- **EXERCISES TO COMPLETE**:
a – Reproduce verbatim everything in the article on Ed Miliband and trade union affiliation from "By Professor Keith" down to "Labour Party constitution.".
b – Carry on the article about Ed Miliband's proposed rewriting of the Labour Party constitution, beginning after its final sentence.

- **EXCERPTED PASSAGE**:
+ + + +

Ed Miliband: “The Gauntlet Has Been Thrown Down”

Professor Keith Ewing - Ed's Clause Four Momemt?

Professor Keith Ewing – Ed’s Clause Four Momemt?

By Professor Keith Ewing, President of the Institute of Employment Rights; Vice President Of The Campaign For Trade Union Freedom.

So Ed Miliband is to have his clause four moment. Last month’s announcement of a special conference in spring to endorse Lord Collins’s as yet unwritten proposals on rewriting the Labour Party constitution is a further provocation of the affiliated trade unions which demands a strong response.

The announcement compounds what so far has been the most offensive aspect of Miliband’s onslaught on trade union affiliation – namely, the total contempt it revealed for the Labour Party constitution.

Like Tony Blair before him, Miliband appears to see himself as the owner of the party rather than its leader.

+ + + +

- **MATERIAL PROVIDED**:
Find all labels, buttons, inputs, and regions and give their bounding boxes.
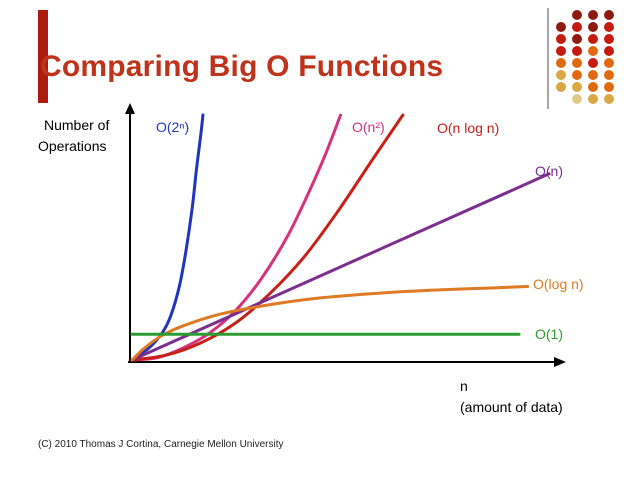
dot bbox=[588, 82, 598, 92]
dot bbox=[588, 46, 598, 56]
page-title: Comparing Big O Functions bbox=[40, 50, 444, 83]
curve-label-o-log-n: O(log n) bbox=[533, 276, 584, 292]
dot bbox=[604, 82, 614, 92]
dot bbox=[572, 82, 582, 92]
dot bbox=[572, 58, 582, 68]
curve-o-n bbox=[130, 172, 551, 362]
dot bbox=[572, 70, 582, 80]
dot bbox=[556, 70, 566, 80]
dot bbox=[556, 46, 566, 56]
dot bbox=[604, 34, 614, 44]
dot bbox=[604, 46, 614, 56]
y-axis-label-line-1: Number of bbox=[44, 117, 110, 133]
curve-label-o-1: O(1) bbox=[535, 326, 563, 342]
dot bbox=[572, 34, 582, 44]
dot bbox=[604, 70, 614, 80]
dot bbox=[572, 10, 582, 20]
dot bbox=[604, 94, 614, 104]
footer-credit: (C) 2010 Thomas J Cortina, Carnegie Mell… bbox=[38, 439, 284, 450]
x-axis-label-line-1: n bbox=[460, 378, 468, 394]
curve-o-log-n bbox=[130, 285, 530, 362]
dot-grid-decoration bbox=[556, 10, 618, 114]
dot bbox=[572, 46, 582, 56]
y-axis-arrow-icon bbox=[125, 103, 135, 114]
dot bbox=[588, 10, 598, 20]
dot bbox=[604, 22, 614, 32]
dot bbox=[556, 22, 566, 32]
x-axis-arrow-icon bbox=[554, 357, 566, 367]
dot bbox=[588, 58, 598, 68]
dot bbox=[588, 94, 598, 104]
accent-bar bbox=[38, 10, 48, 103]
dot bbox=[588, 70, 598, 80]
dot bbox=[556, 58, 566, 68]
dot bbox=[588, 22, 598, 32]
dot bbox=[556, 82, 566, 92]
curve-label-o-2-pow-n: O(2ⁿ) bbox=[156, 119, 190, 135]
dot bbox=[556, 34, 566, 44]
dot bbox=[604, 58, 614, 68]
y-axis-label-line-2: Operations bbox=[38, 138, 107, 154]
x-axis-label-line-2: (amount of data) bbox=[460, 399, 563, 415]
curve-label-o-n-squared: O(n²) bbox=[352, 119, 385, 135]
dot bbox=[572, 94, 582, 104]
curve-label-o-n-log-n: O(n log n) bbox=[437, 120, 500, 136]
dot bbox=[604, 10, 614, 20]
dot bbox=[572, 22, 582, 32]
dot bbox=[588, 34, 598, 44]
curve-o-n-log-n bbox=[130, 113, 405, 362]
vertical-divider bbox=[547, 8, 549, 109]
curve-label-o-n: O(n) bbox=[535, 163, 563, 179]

+ + + +

- **ANSWERS TO EACH TASK**:
a –
By Professor Keith Ewing, President of the Institute of Employment Rights; Vice President Of The Campaign For Trade Union Freedom.

So Ed Miliband is to have his clause four moment. Last month’s announcement of a special conference in spring to endorse Lord Collins’s as yet unwritten proposals on rewriting the Labour Party constitution is a further provocation of the affiliated trade unions which demands a strong response.

The announcement compounds what so far has been the most offensive aspect of Miliband’s onslaught on trade union affiliation – namely, the total contempt it revealed for the Labour Party constitution.

b –
In any democratic party far-reaching changes of the kind announced by Miliband would be for the members, individual and affiliated, to decide after proper deliberation in accordance with the party’s rules and procedures.

They are not matters to be imposed by a leader who seems to have an uncertain grasp not only of his obligations as leader but also of the nature of the party he leads.

It is now for the party to decide if the changes proposed are acceptable – and this should be done before Lord Collins of Highbury begins the work he has been engaged by the leader, not the party, to undertake.

The best place for the party to do so would be at this year’s Labour conference, where the party can make it known to its leader whether or not he has crossed the line.

In my view a gauntlet has been thrown at the feet of the trade union general secretaries.

They can meekly accept and surrender the party their forbears created.

Or they can stand together to defend it, in the courts if necessary, in the event of changes being imposed in a way contrary to the rules and constitution, which are legally binding documents.

At the heart of party structure is the principle of “collective affiliation,” whereby trade unions – not trade unionists – are members of the party, with membership based on the number of political levy-paying members.

It is a form of membership that informs every aspect of party organisation, from the constituency Labour Parties (CLPs) to the parliamentary Labour Party, from the national executive committee to conference.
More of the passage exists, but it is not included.